>> Start

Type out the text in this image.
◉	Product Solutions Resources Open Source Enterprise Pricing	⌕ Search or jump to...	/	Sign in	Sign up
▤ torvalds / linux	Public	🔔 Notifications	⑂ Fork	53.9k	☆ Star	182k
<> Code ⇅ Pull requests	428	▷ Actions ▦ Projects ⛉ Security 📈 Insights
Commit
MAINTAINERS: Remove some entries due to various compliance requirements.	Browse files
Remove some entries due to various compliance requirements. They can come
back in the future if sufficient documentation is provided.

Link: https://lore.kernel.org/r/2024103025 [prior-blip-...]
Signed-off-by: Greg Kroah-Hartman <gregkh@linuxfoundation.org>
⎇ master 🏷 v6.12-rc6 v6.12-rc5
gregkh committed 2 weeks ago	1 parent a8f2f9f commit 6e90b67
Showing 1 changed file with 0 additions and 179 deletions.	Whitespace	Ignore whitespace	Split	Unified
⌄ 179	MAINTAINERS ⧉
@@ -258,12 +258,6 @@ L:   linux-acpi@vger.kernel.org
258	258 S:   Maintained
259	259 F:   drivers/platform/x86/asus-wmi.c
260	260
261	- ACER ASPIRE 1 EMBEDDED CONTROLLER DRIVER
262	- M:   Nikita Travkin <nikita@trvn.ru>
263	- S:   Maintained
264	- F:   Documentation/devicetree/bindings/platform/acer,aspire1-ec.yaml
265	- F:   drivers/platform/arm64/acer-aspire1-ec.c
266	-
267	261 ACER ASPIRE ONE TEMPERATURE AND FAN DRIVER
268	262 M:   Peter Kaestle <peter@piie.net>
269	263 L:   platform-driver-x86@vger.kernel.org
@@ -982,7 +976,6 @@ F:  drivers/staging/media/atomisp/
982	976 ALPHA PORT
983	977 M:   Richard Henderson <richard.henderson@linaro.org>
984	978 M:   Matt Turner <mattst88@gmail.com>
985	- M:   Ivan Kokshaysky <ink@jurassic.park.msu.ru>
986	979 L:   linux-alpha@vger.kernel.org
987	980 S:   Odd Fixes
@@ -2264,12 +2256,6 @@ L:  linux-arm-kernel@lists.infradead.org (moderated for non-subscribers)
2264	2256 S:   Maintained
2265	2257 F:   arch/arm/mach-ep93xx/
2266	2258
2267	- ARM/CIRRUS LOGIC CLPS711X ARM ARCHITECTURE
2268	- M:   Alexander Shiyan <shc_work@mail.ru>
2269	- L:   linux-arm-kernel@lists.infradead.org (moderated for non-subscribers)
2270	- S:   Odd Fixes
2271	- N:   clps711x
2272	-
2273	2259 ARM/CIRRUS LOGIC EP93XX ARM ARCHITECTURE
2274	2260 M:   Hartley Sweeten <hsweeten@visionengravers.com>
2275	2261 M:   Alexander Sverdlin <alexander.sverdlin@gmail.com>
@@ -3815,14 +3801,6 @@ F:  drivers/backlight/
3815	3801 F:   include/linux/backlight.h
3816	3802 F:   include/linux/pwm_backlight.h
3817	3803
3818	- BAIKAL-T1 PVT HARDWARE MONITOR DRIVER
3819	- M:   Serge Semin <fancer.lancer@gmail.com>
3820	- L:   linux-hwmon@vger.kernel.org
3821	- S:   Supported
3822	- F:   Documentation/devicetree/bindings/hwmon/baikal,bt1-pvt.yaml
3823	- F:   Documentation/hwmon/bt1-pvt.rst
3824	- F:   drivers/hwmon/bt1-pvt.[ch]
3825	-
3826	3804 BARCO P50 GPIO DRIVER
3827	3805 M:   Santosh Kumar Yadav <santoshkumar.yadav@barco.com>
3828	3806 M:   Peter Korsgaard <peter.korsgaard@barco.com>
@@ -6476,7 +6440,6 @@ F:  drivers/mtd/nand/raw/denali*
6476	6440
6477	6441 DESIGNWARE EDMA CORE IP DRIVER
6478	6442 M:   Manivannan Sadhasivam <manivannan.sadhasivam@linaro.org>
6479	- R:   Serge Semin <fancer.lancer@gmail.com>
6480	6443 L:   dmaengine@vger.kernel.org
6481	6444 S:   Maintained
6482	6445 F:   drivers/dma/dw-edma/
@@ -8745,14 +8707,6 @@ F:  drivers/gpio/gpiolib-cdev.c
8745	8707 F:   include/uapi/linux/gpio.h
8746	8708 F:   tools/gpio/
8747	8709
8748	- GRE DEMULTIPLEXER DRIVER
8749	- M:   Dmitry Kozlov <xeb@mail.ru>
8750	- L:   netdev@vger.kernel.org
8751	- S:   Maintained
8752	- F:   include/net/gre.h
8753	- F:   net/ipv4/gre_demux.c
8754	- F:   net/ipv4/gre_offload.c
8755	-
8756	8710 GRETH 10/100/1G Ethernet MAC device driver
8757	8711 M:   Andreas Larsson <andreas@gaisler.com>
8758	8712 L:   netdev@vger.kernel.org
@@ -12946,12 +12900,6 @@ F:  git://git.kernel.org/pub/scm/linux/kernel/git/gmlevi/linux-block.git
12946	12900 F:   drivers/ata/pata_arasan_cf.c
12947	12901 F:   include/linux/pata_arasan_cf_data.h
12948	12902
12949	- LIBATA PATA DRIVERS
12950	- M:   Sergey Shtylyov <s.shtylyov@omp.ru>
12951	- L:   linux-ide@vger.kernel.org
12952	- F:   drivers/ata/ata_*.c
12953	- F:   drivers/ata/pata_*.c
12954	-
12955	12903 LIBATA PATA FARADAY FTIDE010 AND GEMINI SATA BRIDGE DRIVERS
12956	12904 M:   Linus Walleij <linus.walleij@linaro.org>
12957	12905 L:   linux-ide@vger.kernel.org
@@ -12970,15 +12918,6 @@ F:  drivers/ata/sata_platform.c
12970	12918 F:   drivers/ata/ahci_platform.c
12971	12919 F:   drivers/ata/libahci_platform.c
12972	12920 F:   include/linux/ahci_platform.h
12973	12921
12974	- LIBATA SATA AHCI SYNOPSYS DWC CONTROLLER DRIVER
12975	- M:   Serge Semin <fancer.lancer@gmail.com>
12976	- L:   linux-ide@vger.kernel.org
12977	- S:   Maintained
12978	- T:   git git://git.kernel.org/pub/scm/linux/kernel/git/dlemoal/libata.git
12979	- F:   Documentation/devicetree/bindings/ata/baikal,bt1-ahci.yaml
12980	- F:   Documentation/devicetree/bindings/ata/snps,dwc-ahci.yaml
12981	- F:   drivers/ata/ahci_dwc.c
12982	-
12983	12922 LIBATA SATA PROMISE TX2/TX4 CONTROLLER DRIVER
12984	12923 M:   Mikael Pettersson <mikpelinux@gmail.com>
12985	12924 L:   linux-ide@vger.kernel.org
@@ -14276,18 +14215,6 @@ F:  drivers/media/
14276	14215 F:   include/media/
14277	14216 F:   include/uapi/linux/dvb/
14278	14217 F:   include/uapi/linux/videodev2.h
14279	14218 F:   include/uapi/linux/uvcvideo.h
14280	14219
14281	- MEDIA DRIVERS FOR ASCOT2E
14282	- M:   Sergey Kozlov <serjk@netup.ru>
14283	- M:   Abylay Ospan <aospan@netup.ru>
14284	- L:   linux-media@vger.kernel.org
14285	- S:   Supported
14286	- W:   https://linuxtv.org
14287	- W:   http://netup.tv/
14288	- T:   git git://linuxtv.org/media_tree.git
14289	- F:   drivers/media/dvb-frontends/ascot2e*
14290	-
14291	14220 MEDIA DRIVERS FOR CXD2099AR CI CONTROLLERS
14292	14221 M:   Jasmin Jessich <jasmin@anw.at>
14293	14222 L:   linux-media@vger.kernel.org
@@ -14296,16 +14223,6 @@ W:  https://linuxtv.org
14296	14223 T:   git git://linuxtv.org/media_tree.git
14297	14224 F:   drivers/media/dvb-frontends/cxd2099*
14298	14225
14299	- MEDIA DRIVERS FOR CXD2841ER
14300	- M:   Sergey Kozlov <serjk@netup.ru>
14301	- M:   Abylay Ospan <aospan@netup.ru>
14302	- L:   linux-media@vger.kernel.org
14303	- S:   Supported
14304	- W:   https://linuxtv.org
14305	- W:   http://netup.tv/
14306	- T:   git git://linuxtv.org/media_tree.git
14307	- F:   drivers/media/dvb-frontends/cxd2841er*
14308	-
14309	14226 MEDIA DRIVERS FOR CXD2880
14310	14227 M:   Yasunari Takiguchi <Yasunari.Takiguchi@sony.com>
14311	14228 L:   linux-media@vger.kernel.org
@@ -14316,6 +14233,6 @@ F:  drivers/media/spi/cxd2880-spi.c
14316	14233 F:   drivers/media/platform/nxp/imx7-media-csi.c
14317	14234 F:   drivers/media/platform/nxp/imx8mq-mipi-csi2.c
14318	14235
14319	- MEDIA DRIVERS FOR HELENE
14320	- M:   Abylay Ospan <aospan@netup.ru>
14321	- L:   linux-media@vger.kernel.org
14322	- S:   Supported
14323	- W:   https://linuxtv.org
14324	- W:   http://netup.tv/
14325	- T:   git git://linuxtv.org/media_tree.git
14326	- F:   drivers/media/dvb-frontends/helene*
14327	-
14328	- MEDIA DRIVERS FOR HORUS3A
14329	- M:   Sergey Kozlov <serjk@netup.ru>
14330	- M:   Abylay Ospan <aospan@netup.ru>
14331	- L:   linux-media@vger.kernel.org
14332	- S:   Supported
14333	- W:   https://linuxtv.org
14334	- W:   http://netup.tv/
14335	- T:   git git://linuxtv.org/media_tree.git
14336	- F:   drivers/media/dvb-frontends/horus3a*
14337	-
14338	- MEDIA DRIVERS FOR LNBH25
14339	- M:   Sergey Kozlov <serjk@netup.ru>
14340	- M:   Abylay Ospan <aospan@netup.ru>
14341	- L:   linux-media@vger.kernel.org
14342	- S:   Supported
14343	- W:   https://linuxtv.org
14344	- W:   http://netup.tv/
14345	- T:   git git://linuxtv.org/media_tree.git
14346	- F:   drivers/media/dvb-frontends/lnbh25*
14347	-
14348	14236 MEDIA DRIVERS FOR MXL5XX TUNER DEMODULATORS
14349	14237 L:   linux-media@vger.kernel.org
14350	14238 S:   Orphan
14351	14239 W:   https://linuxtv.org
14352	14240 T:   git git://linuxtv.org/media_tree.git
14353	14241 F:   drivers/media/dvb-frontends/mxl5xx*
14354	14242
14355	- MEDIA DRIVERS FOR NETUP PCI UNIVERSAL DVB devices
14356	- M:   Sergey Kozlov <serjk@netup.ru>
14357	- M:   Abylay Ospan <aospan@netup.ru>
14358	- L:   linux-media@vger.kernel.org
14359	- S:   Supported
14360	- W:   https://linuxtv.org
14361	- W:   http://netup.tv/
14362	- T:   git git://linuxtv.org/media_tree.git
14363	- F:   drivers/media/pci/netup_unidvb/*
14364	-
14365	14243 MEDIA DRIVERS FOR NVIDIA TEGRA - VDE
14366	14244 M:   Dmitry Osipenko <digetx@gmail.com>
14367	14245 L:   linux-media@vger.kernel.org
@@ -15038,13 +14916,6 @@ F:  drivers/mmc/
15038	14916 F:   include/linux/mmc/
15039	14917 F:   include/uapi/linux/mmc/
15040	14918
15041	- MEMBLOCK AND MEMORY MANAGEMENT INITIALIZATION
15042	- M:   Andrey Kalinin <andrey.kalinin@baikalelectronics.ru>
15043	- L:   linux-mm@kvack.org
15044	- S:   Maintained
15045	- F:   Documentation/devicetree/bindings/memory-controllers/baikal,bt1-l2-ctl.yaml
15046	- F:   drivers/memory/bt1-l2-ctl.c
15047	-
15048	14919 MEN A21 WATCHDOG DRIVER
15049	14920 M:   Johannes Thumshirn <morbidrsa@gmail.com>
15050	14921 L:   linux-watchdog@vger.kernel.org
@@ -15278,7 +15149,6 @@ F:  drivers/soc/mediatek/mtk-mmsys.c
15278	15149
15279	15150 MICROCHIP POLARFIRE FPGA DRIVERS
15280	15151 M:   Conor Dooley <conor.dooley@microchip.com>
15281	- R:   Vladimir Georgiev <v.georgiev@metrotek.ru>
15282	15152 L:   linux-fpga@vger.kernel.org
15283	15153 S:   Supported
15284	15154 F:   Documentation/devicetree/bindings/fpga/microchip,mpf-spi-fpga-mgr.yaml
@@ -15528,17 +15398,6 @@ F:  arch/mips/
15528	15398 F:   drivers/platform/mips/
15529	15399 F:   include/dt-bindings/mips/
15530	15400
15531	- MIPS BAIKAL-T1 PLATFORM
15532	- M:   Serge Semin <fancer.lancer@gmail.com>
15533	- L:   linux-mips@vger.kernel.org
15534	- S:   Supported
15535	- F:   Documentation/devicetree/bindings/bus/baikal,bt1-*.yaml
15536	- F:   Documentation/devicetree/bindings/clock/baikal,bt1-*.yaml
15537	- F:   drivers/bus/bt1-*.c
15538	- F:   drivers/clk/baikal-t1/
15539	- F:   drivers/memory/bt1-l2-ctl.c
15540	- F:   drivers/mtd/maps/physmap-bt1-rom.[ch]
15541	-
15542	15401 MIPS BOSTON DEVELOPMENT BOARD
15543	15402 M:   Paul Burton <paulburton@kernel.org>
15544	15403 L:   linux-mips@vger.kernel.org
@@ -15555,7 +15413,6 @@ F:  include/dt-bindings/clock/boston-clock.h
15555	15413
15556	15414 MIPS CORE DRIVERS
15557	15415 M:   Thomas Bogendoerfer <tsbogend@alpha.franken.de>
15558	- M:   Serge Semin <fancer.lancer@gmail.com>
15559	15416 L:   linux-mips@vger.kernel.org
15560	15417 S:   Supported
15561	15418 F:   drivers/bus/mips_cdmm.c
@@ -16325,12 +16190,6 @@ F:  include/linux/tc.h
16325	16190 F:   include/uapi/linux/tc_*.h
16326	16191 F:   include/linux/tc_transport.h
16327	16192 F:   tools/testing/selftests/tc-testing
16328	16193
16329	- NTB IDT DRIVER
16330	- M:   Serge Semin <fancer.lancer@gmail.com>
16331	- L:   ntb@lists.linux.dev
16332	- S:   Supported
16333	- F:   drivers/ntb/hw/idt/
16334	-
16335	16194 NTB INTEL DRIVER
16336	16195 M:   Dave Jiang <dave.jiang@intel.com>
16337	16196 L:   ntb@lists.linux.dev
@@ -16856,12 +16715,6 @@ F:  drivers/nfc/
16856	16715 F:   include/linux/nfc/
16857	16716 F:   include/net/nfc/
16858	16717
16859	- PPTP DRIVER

>> End

§ Task goal
Report every line containing the word "Peter" from the listing above.

§ Response to the exercise
268	262 M:   Peter Kaestle <peter@piie.net>
3828	3806 M:   Peter Korsgaard <peter.korsgaard@barco.com>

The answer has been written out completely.